### Task details
Extract all lines in the data that contain the word "nastąpić".

### Dataset excerpts
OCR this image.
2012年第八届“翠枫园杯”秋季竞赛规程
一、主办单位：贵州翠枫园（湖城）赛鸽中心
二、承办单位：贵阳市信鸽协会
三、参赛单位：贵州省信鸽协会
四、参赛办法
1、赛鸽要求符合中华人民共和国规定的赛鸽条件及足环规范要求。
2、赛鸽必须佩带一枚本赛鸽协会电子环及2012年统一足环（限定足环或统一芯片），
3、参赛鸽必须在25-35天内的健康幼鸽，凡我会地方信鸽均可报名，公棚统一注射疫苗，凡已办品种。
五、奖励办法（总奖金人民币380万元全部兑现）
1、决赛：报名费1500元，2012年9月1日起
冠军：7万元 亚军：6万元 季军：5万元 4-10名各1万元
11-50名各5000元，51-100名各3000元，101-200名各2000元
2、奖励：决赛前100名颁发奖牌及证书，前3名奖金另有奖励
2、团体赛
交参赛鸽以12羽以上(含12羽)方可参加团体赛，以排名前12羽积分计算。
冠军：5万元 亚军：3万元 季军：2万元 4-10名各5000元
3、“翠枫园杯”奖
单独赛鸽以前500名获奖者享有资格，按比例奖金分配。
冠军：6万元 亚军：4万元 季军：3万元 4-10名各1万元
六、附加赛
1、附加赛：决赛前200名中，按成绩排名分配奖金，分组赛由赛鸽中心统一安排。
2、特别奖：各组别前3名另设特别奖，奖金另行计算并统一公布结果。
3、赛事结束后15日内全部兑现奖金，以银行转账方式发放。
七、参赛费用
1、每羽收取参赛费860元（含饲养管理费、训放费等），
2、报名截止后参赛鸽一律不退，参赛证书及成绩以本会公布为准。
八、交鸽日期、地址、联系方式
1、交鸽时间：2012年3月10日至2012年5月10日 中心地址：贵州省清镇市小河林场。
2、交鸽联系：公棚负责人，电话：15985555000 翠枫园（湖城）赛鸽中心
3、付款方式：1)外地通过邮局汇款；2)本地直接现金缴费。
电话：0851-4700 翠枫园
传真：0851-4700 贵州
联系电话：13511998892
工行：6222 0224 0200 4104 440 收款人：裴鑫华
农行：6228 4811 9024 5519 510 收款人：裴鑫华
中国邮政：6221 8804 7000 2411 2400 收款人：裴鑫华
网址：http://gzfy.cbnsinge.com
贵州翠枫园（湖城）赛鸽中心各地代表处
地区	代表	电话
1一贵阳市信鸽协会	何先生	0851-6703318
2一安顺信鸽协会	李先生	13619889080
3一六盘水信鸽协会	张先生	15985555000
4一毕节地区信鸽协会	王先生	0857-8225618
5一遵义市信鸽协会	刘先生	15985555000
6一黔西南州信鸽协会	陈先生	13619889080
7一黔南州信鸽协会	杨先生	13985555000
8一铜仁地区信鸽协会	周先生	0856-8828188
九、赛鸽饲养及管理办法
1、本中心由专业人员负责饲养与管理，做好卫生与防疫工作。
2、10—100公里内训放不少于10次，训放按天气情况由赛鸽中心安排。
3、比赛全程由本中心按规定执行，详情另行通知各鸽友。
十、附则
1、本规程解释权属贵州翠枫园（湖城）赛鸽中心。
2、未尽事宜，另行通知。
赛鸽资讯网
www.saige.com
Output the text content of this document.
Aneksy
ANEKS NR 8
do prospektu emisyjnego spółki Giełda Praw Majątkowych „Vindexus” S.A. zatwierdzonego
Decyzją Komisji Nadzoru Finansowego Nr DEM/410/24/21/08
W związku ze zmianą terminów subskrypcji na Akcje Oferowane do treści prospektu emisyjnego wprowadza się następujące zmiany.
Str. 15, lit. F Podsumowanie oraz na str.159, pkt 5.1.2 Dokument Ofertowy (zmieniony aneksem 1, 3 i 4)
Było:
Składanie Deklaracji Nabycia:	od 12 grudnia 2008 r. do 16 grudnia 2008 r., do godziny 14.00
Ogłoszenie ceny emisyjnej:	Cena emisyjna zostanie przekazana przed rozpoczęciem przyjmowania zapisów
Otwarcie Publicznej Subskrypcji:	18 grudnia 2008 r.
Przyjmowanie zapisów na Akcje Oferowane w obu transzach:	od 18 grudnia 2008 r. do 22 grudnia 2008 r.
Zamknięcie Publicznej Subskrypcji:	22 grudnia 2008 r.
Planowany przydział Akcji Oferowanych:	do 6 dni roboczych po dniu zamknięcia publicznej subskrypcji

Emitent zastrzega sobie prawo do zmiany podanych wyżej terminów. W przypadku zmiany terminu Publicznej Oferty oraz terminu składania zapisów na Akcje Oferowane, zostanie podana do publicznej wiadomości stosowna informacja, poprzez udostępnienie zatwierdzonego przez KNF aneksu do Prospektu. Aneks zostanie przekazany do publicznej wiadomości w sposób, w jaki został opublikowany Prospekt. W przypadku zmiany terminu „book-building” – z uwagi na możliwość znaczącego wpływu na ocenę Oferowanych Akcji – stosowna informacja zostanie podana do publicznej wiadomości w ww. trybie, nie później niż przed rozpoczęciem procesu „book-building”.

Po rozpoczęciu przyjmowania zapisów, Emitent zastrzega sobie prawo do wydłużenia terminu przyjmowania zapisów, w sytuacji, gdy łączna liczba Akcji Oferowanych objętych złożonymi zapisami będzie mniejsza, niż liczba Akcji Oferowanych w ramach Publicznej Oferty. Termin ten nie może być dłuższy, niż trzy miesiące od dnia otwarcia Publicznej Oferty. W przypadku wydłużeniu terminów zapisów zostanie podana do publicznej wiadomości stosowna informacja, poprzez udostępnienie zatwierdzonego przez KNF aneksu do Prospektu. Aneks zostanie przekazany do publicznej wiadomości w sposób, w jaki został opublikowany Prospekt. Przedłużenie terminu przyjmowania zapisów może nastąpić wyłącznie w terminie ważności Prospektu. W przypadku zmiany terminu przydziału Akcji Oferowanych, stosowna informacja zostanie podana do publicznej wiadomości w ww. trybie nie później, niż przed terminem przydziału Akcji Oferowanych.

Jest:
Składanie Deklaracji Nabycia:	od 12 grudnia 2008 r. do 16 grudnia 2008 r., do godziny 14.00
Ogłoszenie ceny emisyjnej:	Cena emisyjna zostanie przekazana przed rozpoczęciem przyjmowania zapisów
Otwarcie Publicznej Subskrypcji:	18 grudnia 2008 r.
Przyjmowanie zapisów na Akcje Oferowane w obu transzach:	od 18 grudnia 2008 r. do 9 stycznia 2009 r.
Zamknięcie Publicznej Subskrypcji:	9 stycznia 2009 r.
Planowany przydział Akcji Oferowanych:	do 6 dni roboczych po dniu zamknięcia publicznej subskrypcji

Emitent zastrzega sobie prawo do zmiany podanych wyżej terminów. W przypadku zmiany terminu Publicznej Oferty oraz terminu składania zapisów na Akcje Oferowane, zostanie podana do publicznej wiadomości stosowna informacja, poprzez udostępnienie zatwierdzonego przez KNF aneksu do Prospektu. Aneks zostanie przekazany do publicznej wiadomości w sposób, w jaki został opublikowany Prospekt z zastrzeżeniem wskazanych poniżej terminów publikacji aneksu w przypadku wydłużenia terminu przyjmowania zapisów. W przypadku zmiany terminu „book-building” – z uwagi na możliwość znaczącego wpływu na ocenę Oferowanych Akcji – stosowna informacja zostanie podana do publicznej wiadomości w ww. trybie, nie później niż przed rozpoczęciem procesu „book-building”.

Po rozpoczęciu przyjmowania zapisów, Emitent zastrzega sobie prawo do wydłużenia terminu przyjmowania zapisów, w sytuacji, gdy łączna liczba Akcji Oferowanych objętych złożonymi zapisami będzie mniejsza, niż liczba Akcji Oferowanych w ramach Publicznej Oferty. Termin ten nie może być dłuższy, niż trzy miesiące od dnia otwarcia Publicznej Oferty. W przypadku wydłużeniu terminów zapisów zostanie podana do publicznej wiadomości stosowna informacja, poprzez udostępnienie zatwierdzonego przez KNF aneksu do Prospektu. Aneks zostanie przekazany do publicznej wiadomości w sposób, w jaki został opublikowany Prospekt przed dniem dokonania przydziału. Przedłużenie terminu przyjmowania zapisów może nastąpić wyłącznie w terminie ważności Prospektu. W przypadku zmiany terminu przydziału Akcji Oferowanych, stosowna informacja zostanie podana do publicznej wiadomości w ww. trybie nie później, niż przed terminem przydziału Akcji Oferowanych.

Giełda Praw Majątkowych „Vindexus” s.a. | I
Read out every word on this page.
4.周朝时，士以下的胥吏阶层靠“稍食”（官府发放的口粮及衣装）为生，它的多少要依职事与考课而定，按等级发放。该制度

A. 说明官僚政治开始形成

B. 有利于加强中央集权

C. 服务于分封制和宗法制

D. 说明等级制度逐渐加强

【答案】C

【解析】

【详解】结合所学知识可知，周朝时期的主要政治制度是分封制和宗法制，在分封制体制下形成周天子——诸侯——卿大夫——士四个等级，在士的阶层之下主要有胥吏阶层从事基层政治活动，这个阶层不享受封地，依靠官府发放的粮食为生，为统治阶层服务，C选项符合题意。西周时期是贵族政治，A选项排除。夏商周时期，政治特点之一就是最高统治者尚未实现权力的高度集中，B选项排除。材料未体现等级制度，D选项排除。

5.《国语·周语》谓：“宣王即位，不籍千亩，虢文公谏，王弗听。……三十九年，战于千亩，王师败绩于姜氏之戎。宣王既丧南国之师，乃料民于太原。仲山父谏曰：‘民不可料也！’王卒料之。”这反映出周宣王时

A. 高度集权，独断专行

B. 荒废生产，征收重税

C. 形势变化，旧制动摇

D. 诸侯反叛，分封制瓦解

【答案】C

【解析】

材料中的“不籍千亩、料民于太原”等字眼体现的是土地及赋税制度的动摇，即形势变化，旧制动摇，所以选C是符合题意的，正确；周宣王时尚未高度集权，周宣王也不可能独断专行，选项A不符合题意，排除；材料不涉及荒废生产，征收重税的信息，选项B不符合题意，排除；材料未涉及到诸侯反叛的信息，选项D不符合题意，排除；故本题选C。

### Response to this exercise
Po rozpoczęciu przyjmowania zapisów, Emitent zastrzega sobie prawo do wydłużenia terminu przyjmowania zapisów, w sytuacji, gdy łączna liczba Akcji Oferowanych objętych złożonymi zapisami będzie mniejsza, niż liczba Akcji Oferowanych w ramach Publicznej Oferty. Termin ten nie może być dłuższy, niż trzy miesiące od dnia otwarcia Publicznej Oferty. W przypadku wydłużeniu terminów zapisów zostanie podana do publicznej wiadomości stosowna informacja, poprzez udostępnienie zatwierdzonego przez KNF aneksu do Prospektu. Aneks zostanie przekazany do publicznej wiadomości w sposób, w jaki został opublikowany Prospekt. Przedłużenie terminu przyjmowania zapisów może nastąpić wyłącznie w terminie ważności Prospektu. W przypadku zmiany terminu przydziału Akcji Oferowanych, stosowna informacja zostanie podana do publicznej wiadomości w ww. trybie nie później, niż przed terminem przydziału Akcji Oferowanych.
Po rozpoczęciu przyjmowania zapisów, Emitent zastrzega sobie prawo do wydłużenia terminu przyjmowania zapisów, w sytuacji, gdy łączna liczba Akcji Oferowanych objętych złożonymi zapisami będzie mniejsza, niż liczba Akcji Oferowanych w ramach Publicznej Oferty. Termin ten nie może być dłuższy, niż trzy miesiące od dnia otwarcia Publicznej Oferty. W przypadku wydłużeniu terminów zapisów zostanie podana do publicznej wiadomości stosowna informacja, poprzez udostępnienie zatwierdzonego przez KNF aneksu do Prospektu. Aneks zostanie przekazany do publicznej wiadomości w sposób, w jaki został opublikowany Prospekt przed dniem dokonania przydziału. Przedłużenie terminu przyjmowania zapisów może nastąpić wyłącznie w terminie ważności Prospektu. W przypadku zmiany terminu przydziału Akcji Oferowanych, stosowna informacja zostanie podana do publicznej wiadomości w ww. trybie nie później, niż przed terminem przydziału Akcji Oferowanych.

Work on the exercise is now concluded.